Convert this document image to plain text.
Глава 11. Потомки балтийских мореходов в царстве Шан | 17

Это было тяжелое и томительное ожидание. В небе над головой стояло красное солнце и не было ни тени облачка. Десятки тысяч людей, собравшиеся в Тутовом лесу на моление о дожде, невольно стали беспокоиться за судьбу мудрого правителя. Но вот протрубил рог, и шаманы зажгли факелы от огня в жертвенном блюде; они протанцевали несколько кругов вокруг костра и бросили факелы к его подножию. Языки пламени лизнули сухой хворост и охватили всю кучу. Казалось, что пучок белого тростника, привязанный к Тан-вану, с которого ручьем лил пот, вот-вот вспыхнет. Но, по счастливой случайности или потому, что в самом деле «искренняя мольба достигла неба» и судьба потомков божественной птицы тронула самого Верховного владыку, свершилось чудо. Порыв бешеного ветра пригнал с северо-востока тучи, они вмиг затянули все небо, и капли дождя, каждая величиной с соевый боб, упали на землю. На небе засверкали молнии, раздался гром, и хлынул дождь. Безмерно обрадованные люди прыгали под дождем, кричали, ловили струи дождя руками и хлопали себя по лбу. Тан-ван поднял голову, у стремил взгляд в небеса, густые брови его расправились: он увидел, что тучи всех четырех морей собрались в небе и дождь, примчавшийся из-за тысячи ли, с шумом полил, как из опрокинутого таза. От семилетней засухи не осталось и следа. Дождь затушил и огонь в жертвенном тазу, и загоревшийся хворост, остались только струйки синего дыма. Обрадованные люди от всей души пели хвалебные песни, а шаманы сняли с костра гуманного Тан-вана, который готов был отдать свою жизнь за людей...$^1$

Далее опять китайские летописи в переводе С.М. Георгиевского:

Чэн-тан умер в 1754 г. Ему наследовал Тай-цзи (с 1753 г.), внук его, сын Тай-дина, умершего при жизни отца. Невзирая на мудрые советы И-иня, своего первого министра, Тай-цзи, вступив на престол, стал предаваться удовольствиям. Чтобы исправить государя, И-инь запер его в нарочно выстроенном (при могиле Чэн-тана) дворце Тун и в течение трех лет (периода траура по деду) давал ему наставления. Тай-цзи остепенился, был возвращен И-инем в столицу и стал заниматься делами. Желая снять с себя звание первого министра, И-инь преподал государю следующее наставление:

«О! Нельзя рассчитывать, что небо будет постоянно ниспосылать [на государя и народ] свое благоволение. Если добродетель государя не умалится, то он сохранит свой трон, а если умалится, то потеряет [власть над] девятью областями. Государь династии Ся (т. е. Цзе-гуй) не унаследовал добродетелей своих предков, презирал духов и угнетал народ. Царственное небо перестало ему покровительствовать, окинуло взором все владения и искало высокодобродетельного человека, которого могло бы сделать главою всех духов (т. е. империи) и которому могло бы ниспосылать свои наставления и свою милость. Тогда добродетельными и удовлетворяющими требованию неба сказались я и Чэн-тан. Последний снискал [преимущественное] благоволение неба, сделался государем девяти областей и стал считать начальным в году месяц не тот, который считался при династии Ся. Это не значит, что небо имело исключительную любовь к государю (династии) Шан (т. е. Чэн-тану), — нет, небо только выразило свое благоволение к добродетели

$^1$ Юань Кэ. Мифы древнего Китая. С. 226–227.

-----

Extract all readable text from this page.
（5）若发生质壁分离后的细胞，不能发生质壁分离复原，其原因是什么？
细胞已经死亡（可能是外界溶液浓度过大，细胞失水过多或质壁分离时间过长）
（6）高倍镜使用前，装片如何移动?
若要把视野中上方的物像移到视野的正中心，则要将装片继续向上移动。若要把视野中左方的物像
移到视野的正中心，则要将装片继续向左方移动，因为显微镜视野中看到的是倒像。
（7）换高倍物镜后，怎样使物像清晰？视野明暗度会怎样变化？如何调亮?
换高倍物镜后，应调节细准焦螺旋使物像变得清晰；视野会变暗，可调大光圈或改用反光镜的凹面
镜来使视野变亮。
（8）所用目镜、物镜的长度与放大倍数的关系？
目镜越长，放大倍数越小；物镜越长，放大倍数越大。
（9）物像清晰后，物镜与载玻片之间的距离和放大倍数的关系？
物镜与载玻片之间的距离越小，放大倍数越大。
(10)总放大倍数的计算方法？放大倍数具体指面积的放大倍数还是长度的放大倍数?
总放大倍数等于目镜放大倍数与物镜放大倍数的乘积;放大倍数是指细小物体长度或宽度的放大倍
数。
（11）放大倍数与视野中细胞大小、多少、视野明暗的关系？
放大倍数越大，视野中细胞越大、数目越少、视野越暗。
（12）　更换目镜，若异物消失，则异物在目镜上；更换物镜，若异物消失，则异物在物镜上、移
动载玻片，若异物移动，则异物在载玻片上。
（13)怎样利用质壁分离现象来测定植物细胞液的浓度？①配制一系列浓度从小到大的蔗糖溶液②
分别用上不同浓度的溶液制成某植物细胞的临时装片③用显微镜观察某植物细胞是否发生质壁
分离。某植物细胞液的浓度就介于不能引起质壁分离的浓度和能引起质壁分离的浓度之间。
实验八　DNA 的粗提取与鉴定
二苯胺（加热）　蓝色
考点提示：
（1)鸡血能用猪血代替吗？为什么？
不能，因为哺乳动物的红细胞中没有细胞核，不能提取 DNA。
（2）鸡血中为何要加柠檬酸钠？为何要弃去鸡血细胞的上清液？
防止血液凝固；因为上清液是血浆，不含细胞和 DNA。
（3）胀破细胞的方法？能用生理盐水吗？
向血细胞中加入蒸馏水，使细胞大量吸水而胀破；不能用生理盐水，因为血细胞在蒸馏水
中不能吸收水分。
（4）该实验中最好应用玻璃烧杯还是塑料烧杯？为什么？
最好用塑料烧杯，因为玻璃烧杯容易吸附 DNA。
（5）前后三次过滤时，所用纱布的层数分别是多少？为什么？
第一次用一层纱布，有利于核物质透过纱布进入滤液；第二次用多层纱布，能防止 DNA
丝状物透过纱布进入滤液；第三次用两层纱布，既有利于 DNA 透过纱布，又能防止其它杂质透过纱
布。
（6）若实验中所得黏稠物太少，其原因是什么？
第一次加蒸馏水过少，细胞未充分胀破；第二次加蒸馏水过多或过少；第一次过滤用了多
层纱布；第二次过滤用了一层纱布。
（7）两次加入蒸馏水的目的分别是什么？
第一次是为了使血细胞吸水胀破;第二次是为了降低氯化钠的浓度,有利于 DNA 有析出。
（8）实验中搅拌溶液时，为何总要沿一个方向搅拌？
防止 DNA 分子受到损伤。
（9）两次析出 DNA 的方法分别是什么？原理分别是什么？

-----

To do: Look through the entries and return every line where "放大倍数越大" appears.

Full response:
目镜越长，放大倍数越小；物镜越长，放大倍数越大。
物镜与载玻片之间的距离越小，放大倍数越大。
放大倍数越大，视野中细胞越大、数目越少、视野越暗。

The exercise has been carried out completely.